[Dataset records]
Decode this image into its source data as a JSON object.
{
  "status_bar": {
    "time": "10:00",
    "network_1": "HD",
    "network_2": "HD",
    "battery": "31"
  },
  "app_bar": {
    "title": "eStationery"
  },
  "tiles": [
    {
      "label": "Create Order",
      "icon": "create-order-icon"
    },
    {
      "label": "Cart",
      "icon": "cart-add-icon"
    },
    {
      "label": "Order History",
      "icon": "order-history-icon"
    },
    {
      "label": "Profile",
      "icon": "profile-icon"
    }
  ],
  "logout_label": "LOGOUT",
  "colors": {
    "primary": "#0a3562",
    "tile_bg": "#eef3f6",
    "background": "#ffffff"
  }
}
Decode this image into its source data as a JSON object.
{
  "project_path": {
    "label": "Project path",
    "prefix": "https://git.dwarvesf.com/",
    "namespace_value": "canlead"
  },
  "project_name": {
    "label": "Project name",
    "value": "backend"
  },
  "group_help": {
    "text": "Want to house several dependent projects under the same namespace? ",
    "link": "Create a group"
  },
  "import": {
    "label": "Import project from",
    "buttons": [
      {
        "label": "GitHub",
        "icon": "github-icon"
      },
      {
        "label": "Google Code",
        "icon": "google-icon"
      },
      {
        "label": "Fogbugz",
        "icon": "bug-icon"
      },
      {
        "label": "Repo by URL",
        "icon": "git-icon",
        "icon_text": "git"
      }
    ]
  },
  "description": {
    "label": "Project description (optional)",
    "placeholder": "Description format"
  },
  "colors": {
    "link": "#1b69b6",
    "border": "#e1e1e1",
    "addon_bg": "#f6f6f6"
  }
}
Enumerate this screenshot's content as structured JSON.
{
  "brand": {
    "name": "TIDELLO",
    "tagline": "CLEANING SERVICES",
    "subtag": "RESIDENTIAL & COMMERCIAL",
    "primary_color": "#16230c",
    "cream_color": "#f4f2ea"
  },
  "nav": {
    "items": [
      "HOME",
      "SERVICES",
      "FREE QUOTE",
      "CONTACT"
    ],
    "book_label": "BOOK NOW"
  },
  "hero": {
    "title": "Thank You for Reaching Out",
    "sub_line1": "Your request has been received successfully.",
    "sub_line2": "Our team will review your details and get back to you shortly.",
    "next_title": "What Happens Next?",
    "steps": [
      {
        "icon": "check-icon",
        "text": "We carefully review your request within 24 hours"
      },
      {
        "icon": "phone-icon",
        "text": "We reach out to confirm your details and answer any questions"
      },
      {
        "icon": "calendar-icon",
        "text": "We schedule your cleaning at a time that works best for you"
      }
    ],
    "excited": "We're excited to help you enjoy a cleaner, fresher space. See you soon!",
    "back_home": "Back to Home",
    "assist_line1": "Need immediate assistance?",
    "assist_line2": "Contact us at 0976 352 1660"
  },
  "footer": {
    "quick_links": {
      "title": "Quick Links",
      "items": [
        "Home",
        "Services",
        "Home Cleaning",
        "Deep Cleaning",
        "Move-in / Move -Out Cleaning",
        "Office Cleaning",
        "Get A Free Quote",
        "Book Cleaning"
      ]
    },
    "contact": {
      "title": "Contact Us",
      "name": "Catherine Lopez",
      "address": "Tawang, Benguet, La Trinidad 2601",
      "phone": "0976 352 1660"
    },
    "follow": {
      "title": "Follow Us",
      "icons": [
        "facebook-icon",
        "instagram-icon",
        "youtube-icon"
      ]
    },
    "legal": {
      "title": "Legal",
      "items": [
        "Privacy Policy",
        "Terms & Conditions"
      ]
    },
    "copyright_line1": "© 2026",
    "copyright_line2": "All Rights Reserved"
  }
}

Exercise brief> Repeat all of the records above exactly as written.

Solution for this exercise>
Decode this image into its source data as a JSON object.
{
  "status_bar": {
    "time": "10:00",
    "network_1": "HD",
    "network_2": "HD",
    "battery": "31"
  },
  "app_bar": {
    "title": "eStationery"
  },
  "tiles": [
    {
      "label": "Create Order",
      "icon": "create-order-icon"
    },
    {
      "label": "Cart",
      "icon": "cart-add-icon"
    },
    {
      "label": "Order History",
      "icon": "order-history-icon"
    },
    {
      "label": "Profile",
      "icon": "profile-icon"
    }
  ],
  "logout_label": "LOGOUT",
  "colors": {
    "primary": "#0a3562",
    "tile_bg": "#eef3f6",
    "background": "#ffffff"
  }
}
Decode this image into its source data as a JSON object.
{
  "project_path": {
    "label": "Project path",
    "prefix": "https://git.dwarvesf.com/",
    "namespace_value": "canlead"
  },
  "project_name": {
    "label": "Project name",
    "value": "backend"
  },
  "group_help": {
    "text": "Want to house several dependent projects under the same namespace? ",
    "link": "Create a group"
  },
  "import": {
    "label": "Import project from",
    "buttons": [
      {
        "label": "GitHub",
        "icon": "github-icon"
      },
      {
        "label": "Google Code",
        "icon": "google-icon"
      },
      {
        "label": "Fogbugz",
        "icon": "bug-icon"
      },
      {
        "label": "Repo by URL",
        "icon": "git-icon",
        "icon_text": "git"
      }
    ]
  },
  "description": {
    "label": "Project description (optional)",
    "placeholder": "Description format"
  },
  "colors": {
    "link": "#1b69b6",
    "border": "#e1e1e1",
    "addon_bg": "#f6f6f6"
  }
}
Enumerate this screenshot's content as structured JSON.
{
  "brand": {
    "name": "TIDELLO",
    "tagline": "CLEANING SERVICES",
    "subtag": "RESIDENTIAL & COMMERCIAL",
    "primary_color": "#16230c",
    "cream_color": "#f4f2ea"
  },
  "nav": {
    "items": [
      "HOME",
      "SERVICES",
      "FREE QUOTE",
      "CONTACT"
    ],
    "book_label": "BOOK NOW"
  },
  "hero": {
    "title": "Thank You for Reaching Out",
    "sub_line1": "Your request has been received successfully.",
    "sub_line2": "Our team will review your details and get back to you shortly.",
    "next_title": "What Happens Next?",
    "steps": [
      {
        "icon": "check-icon",
        "text": "We carefully review your request within 24 hours"
      },
      {
        "icon": "phone-icon",
        "text": "We reach out to confirm your details and answer any questions"
      },
      {
        "icon": "calendar-icon",
        "text": "We schedule your cleaning at a time that works best for you"
      }
    ],
    "excited": "We're excited to help you enjoy a cleaner, fresher space. See you soon!",
    "back_home": "Back to Home",
    "assist_line1": "Need immediate assistance?",
    "assist_line2": "Contact us at 0976 352 1660"
  },
  "footer": {
    "quick_links": {
      "title": "Quick Links",
      "items": [
        "Home",
        "Services",
        "Home Cleaning",
        "Deep Cleaning",
        "Move-in / Move -Out Cleaning",
        "Office Cleaning",
        "Get A Free Quote",
        "Book Cleaning"
      ]
    },
    "contact": {
      "title": "Contact Us",
      "name": "Catherine Lopez",
      "address": "Tawang, Benguet, La Trinidad 2601",
      "phone": "0976 352 1660"
    },
    "follow": {
      "title": "Follow Us",
      "icons": [
        "facebook-icon",
        "instagram-icon",
        "youtube-icon"
      ]
    },
    "legal": {
      "title": "Legal",
      "items": [
        "Privacy Policy",
        "Terms & Conditions"
      ]
    },
    "copyright_line1": "© 2026",
    "copyright_line2": "All Rights Reserved"
  }
}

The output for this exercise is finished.